━━━ Input records

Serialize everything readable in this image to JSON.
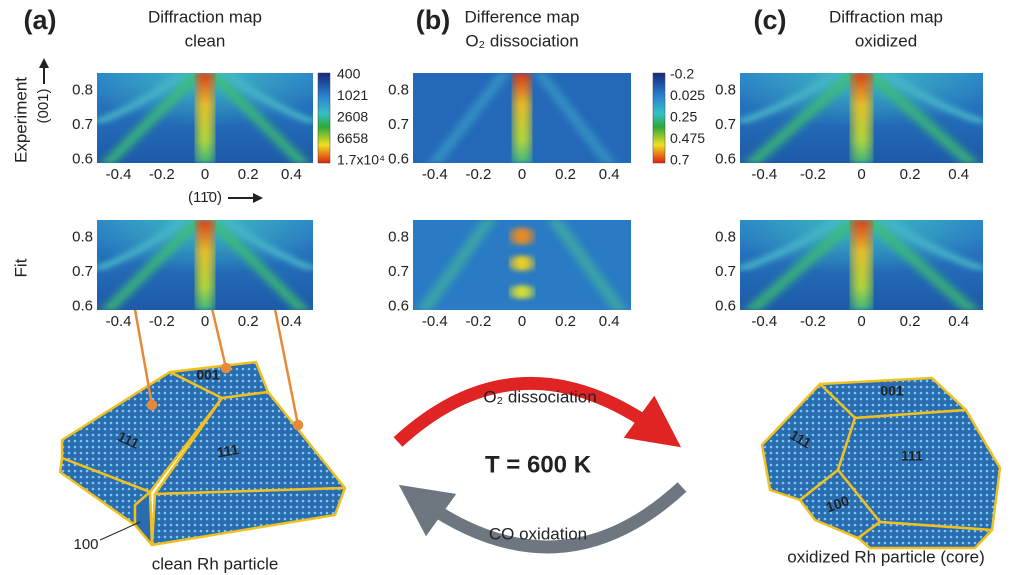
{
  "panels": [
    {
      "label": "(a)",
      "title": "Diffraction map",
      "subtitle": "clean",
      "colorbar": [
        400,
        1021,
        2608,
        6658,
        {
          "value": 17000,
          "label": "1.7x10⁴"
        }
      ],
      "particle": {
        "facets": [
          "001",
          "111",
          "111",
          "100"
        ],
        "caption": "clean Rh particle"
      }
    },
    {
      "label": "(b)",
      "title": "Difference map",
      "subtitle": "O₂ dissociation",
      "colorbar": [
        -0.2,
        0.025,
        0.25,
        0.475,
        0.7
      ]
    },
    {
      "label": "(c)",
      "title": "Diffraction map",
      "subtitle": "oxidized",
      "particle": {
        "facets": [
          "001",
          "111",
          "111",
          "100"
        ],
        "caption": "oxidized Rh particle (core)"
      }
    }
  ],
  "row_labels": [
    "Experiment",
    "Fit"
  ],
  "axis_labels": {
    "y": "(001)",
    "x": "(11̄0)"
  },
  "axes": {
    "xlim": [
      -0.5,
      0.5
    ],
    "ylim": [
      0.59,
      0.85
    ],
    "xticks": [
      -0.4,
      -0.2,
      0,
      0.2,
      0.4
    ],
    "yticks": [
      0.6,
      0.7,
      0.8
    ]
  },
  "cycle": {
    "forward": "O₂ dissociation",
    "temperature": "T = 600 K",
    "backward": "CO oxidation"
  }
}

━━━━━━

• Instructions to follow: Excluding the pictures, restate the records above word for word.

• Response:
Serialize everything readable in this image to JSON.
{
  "panels": [
    {
      "label": "(a)",
      "title": "Diffraction map",
      "subtitle": "clean",
      "colorbar": [
        400,
        1021,
        2608,
        6658,
        {
          "value": 17000,
          "label": "1.7x10⁴"
        }
      ],
      "particle": {
        "facets": [
          "001",
          "111",
          "111",
          "100"
        ],
        "caption": "clean Rh particle"
      }
    },
    {
      "label": "(b)",
      "title": "Difference map",
      "subtitle": "O₂ dissociation",
      "colorbar": [
        -0.2,
        0.025,
        0.25,
        0.475,
        0.7
      ]
    },
    {
      "label": "(c)",
      "title": "Diffraction map",
      "subtitle": "oxidized",
      "particle": {
        "facets": [
          "001",
          "111",
          "111",
          "100"
        ],
        "caption": "oxidized Rh particle (core)"
      }
    }
  ],
  "row_labels": [
    "Experiment",
    "Fit"
  ],
  "axis_labels": {
    "y": "(001)",
    "x": "(11̄0)"
  },
  "axes": {
    "xlim": [
      -0.5,
      0.5
    ],
    "ylim": [
      0.59,
      0.85
    ],
    "xticks": [
      -0.4,
      -0.2,
      0,
      0.2,
      0.4
    ],
    "yticks": [
      0.6,
      0.7,
      0.8
    ]
  },
  "cycle": {
    "forward": "O₂ dissociation",
    "temperature": "T = 600 K",
    "backward": "CO oxidation"
  }
}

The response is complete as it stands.